[Dataset excerpt]

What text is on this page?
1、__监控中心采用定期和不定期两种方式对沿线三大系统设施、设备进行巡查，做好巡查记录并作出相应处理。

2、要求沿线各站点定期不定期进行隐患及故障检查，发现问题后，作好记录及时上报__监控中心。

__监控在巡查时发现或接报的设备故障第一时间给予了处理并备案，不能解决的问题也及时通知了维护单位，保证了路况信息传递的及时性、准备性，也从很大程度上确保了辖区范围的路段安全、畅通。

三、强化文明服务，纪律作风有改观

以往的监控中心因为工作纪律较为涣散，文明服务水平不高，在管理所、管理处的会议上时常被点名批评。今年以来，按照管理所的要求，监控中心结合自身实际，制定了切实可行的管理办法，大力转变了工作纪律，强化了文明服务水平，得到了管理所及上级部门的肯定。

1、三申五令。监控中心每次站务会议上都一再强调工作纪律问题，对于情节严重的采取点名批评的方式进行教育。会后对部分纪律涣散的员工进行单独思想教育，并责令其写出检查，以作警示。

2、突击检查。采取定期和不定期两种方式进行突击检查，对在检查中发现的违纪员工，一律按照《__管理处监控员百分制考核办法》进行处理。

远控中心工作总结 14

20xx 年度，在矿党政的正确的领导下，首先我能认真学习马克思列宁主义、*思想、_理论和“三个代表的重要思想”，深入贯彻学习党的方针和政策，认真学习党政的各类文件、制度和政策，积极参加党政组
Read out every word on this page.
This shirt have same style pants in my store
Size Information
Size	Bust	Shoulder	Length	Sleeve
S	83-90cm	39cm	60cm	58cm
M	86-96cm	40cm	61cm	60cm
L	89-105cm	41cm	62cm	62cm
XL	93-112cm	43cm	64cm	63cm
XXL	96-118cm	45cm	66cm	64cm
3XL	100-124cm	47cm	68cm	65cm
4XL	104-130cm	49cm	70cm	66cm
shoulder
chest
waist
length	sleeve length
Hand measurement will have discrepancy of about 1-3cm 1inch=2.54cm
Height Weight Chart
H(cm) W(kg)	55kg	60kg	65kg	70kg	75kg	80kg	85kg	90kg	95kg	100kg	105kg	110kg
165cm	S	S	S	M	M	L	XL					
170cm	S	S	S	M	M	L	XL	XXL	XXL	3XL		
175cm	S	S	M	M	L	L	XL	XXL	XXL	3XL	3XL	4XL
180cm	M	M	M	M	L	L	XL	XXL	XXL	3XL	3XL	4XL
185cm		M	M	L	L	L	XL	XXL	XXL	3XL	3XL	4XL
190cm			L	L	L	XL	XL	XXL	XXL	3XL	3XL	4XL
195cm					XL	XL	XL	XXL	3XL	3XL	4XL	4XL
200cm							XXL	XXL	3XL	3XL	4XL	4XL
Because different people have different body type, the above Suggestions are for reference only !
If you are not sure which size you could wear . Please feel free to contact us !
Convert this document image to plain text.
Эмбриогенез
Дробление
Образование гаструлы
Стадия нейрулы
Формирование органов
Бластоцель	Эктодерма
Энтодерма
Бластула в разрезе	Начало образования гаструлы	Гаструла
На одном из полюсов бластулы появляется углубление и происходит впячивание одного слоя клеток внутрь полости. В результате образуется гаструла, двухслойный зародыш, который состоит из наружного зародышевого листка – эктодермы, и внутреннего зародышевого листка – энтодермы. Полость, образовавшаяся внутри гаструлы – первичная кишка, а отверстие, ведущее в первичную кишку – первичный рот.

## WHAT YOU NEED TO DO:
From the records above, pull out each line that has "have".

## SOLUTION TO THE EXERCISE:
This shirt have same style pants in my store
Hand measurement will have discrepancy of about 1-3cm 1inch=2.54cm
Because different people have different body type, the above Suggestions are for reference only !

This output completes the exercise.